WHAT YOU NEED TO DO ::
For the listing below, give the number of lines in which "Begriffes" occurs. Add nothing.

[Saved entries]
+-------+

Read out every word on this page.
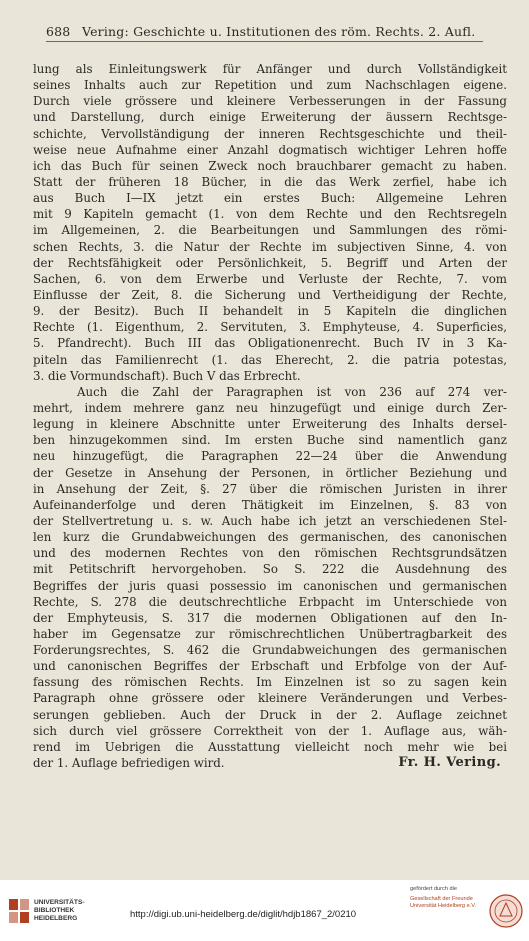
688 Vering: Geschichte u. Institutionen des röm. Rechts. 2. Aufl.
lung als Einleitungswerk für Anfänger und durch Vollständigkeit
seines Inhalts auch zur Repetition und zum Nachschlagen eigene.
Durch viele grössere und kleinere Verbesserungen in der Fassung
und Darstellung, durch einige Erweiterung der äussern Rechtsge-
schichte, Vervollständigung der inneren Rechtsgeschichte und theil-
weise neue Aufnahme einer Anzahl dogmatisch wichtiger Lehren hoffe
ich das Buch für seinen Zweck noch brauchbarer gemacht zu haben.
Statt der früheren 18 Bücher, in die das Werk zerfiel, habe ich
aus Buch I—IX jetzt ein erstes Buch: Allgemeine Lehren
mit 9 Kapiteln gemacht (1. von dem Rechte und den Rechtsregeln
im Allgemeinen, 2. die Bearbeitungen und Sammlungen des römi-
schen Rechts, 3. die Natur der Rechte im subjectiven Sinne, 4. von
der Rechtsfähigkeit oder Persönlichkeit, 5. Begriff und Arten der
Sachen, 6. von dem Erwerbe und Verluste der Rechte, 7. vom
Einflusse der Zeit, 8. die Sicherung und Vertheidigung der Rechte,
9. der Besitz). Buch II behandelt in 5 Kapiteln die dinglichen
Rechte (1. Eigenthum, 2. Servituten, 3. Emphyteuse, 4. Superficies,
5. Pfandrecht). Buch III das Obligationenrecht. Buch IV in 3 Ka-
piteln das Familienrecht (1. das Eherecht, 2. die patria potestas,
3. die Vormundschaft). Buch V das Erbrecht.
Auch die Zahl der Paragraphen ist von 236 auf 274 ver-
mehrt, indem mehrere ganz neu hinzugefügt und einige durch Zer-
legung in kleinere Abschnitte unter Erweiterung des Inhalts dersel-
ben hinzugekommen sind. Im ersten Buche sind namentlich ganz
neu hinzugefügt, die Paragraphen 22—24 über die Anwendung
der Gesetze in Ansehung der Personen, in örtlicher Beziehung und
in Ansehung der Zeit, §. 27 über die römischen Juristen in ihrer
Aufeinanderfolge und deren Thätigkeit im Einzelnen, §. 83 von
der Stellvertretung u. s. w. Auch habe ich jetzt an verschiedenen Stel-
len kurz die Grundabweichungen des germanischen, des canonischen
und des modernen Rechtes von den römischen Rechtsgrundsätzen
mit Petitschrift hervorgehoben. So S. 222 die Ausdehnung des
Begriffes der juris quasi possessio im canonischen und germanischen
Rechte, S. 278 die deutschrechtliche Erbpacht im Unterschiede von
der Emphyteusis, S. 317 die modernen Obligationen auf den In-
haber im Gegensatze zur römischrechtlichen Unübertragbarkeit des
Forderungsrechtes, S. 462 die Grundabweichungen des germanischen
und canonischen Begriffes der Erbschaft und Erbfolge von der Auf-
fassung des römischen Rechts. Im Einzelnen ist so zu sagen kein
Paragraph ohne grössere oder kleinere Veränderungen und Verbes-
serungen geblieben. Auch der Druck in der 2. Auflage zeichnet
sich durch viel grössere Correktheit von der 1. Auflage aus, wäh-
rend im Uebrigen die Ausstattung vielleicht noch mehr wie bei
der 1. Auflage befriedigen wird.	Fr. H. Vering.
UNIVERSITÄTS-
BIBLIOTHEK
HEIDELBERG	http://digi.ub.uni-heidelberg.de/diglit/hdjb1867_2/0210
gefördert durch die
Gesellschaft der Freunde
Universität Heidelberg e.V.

+-------+

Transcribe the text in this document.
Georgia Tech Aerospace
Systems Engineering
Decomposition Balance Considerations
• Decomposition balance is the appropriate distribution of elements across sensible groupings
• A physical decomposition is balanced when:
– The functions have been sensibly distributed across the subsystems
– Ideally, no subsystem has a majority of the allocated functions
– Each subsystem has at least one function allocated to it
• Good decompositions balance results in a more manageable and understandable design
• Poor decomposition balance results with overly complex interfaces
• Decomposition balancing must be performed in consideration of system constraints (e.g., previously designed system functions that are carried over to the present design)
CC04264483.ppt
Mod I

+-------+

EXERCISE RESULT ::
2